Exercise brief
An exact copy of the data below is required; return it in full.

[Available data Boundary: Start]

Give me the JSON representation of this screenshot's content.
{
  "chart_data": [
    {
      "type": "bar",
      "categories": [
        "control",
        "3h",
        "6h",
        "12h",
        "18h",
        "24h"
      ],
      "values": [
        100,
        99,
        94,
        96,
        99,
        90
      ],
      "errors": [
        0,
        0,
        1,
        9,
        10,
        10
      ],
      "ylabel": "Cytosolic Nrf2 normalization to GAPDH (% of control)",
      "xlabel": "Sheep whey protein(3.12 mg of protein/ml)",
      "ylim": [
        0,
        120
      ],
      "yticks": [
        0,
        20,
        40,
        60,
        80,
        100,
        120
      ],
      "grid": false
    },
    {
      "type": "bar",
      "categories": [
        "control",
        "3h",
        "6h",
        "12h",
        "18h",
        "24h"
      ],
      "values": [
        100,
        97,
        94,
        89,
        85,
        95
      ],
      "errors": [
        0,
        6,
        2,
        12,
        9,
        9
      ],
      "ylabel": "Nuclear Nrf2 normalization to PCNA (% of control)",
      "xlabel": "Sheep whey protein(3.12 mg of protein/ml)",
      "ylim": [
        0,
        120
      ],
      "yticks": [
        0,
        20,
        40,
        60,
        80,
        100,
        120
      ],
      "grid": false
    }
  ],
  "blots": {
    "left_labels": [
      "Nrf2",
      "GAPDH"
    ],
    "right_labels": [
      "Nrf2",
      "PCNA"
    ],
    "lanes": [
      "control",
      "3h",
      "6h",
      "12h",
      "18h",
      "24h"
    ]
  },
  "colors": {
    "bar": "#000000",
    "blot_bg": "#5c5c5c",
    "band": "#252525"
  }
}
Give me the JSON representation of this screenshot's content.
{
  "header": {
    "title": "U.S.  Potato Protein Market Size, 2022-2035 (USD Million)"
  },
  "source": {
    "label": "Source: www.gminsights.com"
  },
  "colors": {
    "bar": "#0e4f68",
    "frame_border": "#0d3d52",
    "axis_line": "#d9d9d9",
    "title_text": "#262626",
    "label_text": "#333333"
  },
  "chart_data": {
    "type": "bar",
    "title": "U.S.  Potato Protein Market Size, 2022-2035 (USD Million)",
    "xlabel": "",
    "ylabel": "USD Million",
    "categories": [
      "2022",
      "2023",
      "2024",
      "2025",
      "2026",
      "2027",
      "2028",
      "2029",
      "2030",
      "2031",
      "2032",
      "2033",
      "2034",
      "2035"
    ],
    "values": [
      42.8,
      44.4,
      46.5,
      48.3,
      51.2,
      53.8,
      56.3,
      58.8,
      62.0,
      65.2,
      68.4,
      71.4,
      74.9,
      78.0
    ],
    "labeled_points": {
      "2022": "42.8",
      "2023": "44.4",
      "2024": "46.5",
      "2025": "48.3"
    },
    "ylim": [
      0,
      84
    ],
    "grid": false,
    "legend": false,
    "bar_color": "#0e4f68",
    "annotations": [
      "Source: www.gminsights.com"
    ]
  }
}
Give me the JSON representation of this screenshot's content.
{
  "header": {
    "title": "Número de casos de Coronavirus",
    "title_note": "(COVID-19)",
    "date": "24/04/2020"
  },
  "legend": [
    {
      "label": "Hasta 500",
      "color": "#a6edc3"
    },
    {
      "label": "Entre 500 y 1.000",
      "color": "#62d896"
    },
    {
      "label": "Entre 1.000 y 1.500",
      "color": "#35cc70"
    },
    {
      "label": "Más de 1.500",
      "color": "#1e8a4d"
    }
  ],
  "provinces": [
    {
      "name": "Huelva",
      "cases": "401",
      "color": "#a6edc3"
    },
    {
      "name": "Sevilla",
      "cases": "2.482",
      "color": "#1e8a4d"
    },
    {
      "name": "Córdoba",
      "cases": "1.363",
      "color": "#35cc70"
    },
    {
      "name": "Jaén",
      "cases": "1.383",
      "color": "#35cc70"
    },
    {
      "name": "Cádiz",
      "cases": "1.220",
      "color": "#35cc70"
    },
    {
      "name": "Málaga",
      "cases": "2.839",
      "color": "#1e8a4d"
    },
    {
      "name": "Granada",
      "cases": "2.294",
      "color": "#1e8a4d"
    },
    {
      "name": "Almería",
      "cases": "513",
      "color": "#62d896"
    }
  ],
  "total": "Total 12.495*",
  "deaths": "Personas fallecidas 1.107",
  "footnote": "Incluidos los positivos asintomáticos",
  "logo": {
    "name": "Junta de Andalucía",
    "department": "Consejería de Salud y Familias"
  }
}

[Available data Boundary: End]

The completed task
Give me the JSON representation of this screenshot's content.
{
  "chart_data": [
    {
      "type": "bar",
      "categories": [
        "control",
        "3h",
        "6h",
        "12h",
        "18h",
        "24h"
      ],
      "values": [
        100,
        99,
        94,
        96,
        99,
        90
      ],
      "errors": [
        0,
        0,
        1,
        9,
        10,
        10
      ],
      "ylabel": "Cytosolic Nrf2 normalization to GAPDH (% of control)",
      "xlabel": "Sheep whey protein(3.12 mg of protein/ml)",
      "ylim": [
        0,
        120
      ],
      "yticks": [
        0,
        20,
        40,
        60,
        80,
        100,
        120
      ],
      "grid": false
    },
    {
      "type": "bar",
      "categories": [
        "control",
        "3h",
        "6h",
        "12h",
        "18h",
        "24h"
      ],
      "values": [
        100,
        97,
        94,
        89,
        85,
        95
      ],
      "errors": [
        0,
        6,
        2,
        12,
        9,
        9
      ],
      "ylabel": "Nuclear Nrf2 normalization to PCNA (% of control)",
      "xlabel": "Sheep whey protein(3.12 mg of protein/ml)",
      "ylim": [
        0,
        120
      ],
      "yticks": [
        0,
        20,
        40,
        60,
        80,
        100,
        120
      ],
      "grid": false
    }
  ],
  "blots": {
    "left_labels": [
      "Nrf2",
      "GAPDH"
    ],
    "right_labels": [
      "Nrf2",
      "PCNA"
    ],
    "lanes": [
      "control",
      "3h",
      "6h",
      "12h",
      "18h",
      "24h"
    ]
  },
  "colors": {
    "bar": "#000000",
    "blot_bg": "#5c5c5c",
    "band": "#252525"
  }
}
Give me the JSON representation of this screenshot's content.
{
  "header": {
    "title": "U.S.  Potato Protein Market Size, 2022-2035 (USD Million)"
  },
  "source": {
    "label": "Source: www.gminsights.com"
  },
  "colors": {
    "bar": "#0e4f68",
    "frame_border": "#0d3d52",
    "axis_line": "#d9d9d9",
    "title_text": "#262626",
    "label_text": "#333333"
  },
  "chart_data": {
    "type": "bar",
    "title": "U.S.  Potato Protein Market Size, 2022-2035 (USD Million)",
    "xlabel": "",
    "ylabel": "USD Million",
    "categories": [
      "2022",
      "2023",
      "2024",
      "2025",
      "2026",
      "2027",
      "2028",
      "2029",
      "2030",
      "2031",
      "2032",
      "2033",
      "2034",
      "2035"
    ],
    "values": [
      42.8,
      44.4,
      46.5,
      48.3,
      51.2,
      53.8,
      56.3,
      58.8,
      62.0,
      65.2,
      68.4,
      71.4,
      74.9,
      78.0
    ],
    "labeled_points": {
      "2022": "42.8",
      "2023": "44.4",
      "2024": "46.5",
      "2025": "48.3"
    },
    "ylim": [
      0,
      84
    ],
    "grid": false,
    "legend": false,
    "bar_color": "#0e4f68",
    "annotations": [
      "Source: www.gminsights.com"
    ]
  }
}
Give me the JSON representation of this screenshot's content.
{
  "header": {
    "title": "Número de casos de Coronavirus",
    "title_note": "(COVID-19)",
    "date": "24/04/2020"
  },
  "legend": [
    {
      "label": "Hasta 500",
      "color": "#a6edc3"
    },
    {
      "label": "Entre 500 y 1.000",
      "color": "#62d896"
    },
    {
      "label": "Entre 1.000 y 1.500",
      "color": "#35cc70"
    },
    {
      "label": "Más de 1.500",
      "color": "#1e8a4d"
    }
  ],
  "provinces": [
    {
      "name": "Huelva",
      "cases": "401",
      "color": "#a6edc3"
    },
    {
      "name": "Sevilla",
      "cases": "2.482",
      "color": "#1e8a4d"
    },
    {
      "name": "Córdoba",
      "cases": "1.363",
      "color": "#35cc70"
    },
    {
      "name": "Jaén",
      "cases": "1.383",
      "color": "#35cc70"
    },
    {
      "name": "Cádiz",
      "cases": "1.220",
      "color": "#35cc70"
    },
    {
      "name": "Málaga",
      "cases": "2.839",
      "color": "#1e8a4d"
    },
    {
      "name": "Granada",
      "cases": "2.294",
      "color": "#1e8a4d"
    },
    {
      "name": "Almería",
      "cases": "513",
      "color": "#62d896"
    }
  ],
  "total": "Total 12.495*",
  "deaths": "Personas fallecidas 1.107",
  "footnote": "Incluidos los positivos asintomáticos",
  "logo": {
    "name": "Junta de Andalucía",
    "department": "Consejería de Salud y Familias"
  }
}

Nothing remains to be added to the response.